— Problem details —
Omit all pictures. Quote only the lines from the one with "Give me the JSON representation of this screenshot's" through the end of the material below.
═════ Material provided ═════
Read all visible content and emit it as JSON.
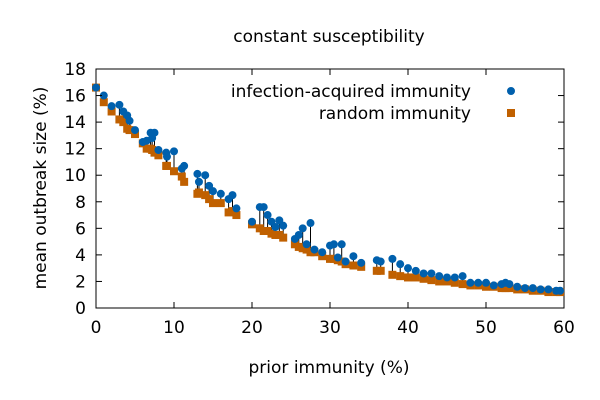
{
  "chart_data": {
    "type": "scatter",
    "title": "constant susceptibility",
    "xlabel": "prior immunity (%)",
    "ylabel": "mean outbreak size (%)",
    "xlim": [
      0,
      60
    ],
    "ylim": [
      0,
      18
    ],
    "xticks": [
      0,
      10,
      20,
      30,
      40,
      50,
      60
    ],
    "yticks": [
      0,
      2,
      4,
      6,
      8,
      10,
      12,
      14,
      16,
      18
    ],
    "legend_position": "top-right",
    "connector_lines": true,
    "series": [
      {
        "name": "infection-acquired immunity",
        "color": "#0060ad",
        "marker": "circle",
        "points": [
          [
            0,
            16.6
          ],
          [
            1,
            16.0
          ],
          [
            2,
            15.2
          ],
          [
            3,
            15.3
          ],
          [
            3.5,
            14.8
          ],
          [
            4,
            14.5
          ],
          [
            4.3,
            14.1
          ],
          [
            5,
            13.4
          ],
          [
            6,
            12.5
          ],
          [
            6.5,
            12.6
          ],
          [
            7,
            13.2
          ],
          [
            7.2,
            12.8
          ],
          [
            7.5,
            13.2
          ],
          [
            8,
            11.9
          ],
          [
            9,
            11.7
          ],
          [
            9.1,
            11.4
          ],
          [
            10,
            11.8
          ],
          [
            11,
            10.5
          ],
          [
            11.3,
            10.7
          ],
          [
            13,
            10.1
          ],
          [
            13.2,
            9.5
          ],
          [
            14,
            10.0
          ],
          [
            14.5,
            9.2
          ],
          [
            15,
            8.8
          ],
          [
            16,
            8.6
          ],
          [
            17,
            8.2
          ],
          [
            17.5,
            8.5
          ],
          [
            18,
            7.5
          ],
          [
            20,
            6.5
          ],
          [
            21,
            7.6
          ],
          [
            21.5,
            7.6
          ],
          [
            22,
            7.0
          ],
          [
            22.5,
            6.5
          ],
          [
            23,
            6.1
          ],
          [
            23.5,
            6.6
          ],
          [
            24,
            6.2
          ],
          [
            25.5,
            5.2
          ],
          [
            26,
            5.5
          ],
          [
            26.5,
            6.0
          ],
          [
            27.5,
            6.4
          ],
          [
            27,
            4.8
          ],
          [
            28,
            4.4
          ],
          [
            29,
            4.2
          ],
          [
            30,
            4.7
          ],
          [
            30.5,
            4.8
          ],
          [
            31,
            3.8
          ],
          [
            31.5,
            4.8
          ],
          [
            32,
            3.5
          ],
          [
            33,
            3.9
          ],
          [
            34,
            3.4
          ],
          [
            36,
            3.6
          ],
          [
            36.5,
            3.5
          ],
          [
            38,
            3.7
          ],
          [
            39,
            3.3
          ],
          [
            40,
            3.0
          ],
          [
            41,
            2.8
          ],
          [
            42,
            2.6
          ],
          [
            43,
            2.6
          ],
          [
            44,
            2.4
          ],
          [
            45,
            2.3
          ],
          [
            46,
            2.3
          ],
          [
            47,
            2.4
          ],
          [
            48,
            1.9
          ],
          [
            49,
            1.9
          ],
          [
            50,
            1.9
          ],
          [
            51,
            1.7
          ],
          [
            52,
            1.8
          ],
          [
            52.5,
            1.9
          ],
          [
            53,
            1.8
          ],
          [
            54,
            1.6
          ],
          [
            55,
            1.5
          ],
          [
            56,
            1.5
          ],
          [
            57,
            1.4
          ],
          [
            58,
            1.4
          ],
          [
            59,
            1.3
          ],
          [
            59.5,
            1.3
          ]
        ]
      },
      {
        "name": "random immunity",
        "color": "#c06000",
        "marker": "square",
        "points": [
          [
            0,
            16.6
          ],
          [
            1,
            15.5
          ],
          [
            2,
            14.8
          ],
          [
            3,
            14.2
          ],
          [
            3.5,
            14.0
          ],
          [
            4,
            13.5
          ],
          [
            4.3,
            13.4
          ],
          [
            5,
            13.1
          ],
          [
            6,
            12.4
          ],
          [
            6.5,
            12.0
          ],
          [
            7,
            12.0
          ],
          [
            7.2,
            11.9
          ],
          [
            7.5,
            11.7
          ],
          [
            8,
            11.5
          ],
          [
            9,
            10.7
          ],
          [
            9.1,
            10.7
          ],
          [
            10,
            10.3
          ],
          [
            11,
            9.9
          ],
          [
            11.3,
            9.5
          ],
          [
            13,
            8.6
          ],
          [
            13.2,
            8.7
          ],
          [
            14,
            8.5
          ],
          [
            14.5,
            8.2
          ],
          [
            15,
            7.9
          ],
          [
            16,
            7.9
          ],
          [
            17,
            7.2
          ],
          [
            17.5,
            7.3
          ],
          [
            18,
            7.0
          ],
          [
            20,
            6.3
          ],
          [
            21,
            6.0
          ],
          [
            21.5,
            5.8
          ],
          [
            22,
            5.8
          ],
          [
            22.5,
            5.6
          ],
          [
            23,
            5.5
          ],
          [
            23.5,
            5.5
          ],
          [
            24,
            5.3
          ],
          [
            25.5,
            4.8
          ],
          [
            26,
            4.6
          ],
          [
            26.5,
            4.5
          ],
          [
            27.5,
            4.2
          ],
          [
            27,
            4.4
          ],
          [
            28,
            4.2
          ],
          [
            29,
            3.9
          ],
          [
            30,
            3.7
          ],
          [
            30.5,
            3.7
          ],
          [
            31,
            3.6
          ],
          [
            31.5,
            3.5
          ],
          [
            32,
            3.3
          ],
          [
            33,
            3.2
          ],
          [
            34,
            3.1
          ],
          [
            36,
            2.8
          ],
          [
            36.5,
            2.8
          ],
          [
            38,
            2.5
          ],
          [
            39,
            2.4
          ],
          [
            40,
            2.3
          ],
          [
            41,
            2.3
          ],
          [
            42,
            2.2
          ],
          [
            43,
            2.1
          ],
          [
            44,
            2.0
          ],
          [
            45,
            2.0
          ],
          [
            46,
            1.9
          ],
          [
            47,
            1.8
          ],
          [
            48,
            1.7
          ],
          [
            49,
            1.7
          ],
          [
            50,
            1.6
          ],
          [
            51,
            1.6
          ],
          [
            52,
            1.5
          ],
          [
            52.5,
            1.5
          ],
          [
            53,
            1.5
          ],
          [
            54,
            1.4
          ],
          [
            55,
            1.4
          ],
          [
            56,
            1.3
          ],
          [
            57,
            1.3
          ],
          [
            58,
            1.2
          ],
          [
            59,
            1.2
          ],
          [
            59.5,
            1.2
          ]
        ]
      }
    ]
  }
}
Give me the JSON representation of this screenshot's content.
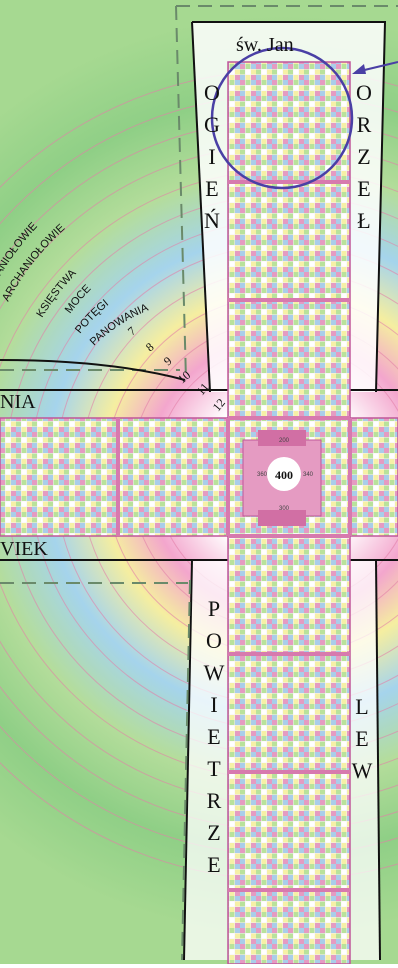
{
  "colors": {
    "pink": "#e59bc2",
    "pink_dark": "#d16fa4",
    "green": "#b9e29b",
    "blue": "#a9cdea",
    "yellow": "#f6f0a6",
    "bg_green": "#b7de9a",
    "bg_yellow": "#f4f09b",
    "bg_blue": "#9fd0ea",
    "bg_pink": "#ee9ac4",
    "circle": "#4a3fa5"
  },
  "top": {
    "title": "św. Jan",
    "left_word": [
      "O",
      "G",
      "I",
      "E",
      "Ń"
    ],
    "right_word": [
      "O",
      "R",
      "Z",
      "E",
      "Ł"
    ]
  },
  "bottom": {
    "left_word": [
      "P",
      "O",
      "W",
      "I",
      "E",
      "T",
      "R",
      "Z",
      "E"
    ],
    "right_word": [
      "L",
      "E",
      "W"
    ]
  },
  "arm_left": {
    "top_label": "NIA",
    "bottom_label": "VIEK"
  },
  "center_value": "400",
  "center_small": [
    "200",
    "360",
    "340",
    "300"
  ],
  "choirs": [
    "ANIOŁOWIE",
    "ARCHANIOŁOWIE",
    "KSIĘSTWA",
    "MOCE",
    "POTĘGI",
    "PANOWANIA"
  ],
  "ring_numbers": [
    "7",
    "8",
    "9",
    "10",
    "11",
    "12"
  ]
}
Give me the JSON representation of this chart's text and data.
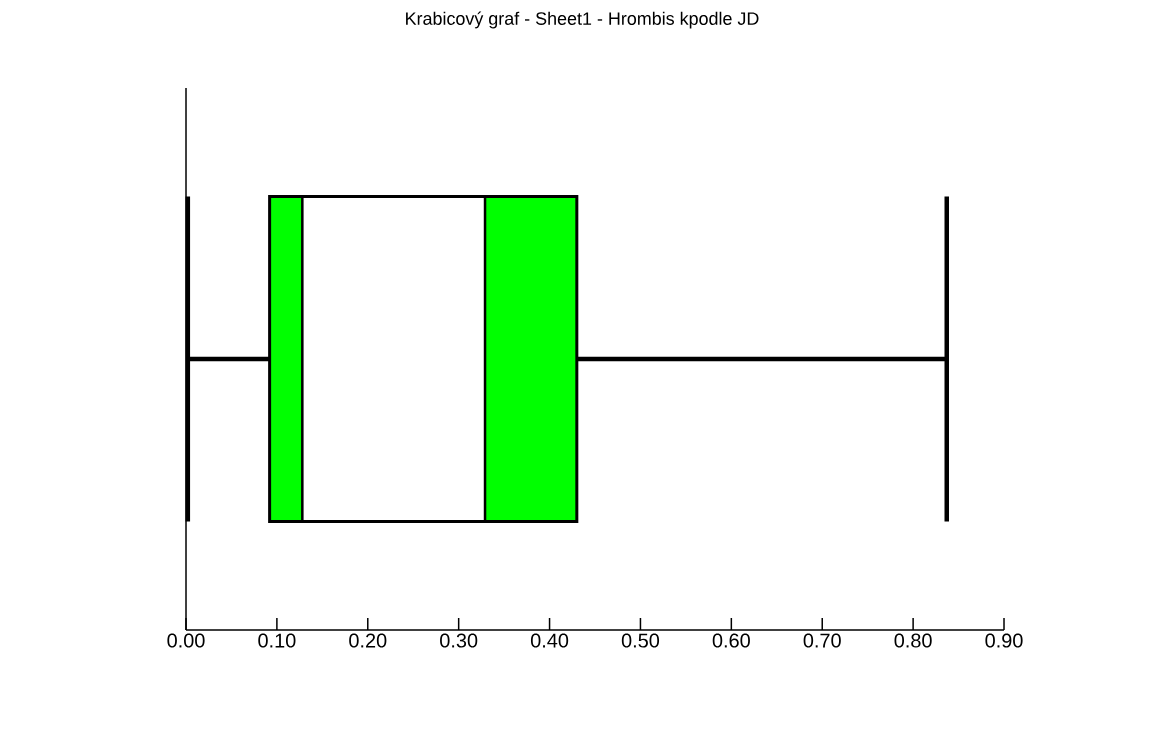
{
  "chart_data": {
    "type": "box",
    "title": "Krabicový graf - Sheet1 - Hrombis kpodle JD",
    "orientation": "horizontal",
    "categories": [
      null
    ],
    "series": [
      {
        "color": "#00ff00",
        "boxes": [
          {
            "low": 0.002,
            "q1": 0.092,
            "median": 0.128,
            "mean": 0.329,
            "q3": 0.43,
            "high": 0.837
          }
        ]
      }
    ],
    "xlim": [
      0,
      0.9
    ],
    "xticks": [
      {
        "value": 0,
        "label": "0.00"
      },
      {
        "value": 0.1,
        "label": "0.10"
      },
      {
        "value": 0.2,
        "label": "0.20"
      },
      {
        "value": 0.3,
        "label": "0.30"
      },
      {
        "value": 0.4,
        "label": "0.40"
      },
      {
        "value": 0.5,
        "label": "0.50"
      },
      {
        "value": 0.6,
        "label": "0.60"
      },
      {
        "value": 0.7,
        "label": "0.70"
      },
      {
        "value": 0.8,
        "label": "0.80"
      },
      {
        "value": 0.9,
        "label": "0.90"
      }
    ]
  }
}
═════
— Expected answer —
Give me the JSON representation of this screenshot's content.
{
  "colors": {
    "pink": "#e59bc2",
    "pink_dark": "#d16fa4",
    "green": "#b9e29b",
    "blue": "#a9cdea",
    "yellow": "#f6f0a6",
    "bg_green": "#b7de9a",
    "bg_yellow": "#f4f09b",
    "bg_blue": "#9fd0ea",
    "bg_pink": "#ee9ac4",
    "circle": "#4a3fa5"
  },
  "top": {
    "title": "św. Jan",
    "left_word": [
      "O",
      "G",
      "I",
      "E",
      "Ń"
    ],
    "right_word": [
      "O",
      "R",
      "Z",
      "E",
      "Ł"
    ]
  },
  "bottom": {
    "left_word": [
      "P",
      "O",
      "W",
      "I",
      "E",
      "T",
      "R",
      "Z",
      "E"
    ],
    "right_word": [
      "L",
      "E",
      "W"
    ]
  },
  "arm_left": {
    "top_label": "NIA",
    "bottom_label": "VIEK"
  },
  "center_value": "400",
  "center_small": [
    "200",
    "360",
    "340",
    "300"
  ],
  "choirs": [
    "ANIOŁOWIE",
    "ARCHANIOŁOWIE",
    "KSIĘSTWA",
    "MOCE",
    "POTĘGI",
    "PANOWANIA"
  ],
  "ring_numbers": [
    "7",
    "8",
    "9",
    "10",
    "11",
    "12"
  ]
}
Give me the JSON representation of this chart's text and data.
{
  "chart_data": {
    "type": "box",
    "title": "Krabicový graf - Sheet1 - Hrombis kpodle JD",
    "orientation": "horizontal",
    "categories": [
      null
    ],
    "series": [
      {
        "color": "#00ff00",
        "boxes": [
          {
            "low": 0.002,
            "q1": 0.092,
            "median": 0.128,
            "mean": 0.329,
            "q3": 0.43,
            "high": 0.837
          }
        ]
      }
    ],
    "xlim": [
      0,
      0.9
    ],
    "xticks": [
      {
        "value": 0,
        "label": "0.00"
      },
      {
        "value": 0.1,
        "label": "0.10"
      },
      {
        "value": 0.2,
        "label": "0.20"
      },
      {
        "value": 0.3,
        "label": "0.30"
      },
      {
        "value": 0.4,
        "label": "0.40"
      },
      {
        "value": 0.5,
        "label": "0.50"
      },
      {
        "value": 0.6,
        "label": "0.60"
      },
      {
        "value": 0.7,
        "label": "0.70"
      },
      {
        "value": 0.8,
        "label": "0.80"
      },
      {
        "value": 0.9,
        "label": "0.90"
      }
    ]
  }
}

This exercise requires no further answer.